Filter the entries and keep only the lines where the string "Quận" appears.

SOURCE DATA:
╔══

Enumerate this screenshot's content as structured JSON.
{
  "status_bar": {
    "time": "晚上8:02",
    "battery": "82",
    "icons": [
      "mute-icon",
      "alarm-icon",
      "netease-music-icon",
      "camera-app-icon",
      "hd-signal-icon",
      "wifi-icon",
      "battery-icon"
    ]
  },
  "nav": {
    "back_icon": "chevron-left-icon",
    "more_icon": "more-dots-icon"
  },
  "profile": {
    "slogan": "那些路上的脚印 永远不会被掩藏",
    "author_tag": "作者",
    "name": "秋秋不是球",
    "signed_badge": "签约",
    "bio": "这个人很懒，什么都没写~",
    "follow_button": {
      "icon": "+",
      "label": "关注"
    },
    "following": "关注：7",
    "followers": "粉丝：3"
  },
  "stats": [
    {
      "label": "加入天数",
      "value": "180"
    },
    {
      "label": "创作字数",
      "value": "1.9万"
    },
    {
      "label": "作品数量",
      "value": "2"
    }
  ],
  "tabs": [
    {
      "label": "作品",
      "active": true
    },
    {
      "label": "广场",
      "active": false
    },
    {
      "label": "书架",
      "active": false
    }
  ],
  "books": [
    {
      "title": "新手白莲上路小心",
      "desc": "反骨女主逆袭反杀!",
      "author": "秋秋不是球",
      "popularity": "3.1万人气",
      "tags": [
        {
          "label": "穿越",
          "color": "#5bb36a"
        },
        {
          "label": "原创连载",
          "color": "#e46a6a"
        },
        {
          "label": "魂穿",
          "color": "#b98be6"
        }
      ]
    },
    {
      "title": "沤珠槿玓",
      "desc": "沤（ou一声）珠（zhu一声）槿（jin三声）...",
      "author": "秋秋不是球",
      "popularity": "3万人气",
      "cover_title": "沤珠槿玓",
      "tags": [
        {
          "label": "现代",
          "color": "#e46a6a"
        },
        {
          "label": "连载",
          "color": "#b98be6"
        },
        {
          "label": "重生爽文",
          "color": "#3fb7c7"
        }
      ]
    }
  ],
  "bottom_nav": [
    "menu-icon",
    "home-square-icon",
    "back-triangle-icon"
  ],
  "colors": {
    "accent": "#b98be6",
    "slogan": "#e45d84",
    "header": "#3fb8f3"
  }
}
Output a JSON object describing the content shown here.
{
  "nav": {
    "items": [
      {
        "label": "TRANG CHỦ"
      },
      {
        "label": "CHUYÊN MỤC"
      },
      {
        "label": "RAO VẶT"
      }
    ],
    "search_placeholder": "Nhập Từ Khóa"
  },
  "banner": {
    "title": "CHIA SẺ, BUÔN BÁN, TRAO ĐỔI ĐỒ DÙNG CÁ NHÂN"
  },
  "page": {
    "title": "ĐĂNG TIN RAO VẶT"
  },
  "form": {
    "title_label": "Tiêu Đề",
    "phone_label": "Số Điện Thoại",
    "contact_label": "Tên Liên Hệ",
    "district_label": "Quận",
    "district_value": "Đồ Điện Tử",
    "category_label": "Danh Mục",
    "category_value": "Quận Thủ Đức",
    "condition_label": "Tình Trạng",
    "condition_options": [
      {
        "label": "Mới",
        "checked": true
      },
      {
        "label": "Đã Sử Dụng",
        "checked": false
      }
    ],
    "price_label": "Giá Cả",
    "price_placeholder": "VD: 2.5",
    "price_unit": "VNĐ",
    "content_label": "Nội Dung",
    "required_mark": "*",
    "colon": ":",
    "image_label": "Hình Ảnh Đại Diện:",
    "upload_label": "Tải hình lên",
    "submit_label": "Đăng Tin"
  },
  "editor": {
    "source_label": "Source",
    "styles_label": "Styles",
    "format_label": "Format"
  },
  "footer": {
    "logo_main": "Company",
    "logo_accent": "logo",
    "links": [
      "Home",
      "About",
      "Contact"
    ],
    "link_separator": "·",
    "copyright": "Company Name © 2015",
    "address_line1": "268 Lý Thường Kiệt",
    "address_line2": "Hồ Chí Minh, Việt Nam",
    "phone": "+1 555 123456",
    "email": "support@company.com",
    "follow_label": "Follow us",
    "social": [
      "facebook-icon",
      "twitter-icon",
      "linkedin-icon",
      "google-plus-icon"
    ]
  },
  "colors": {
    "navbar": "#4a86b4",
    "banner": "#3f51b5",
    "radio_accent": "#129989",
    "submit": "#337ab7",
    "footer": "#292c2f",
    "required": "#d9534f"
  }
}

╚══

COMPLETED EXERCISE:
    "district_label": "Quận",
    "category_value": "Quận Thủ Đức",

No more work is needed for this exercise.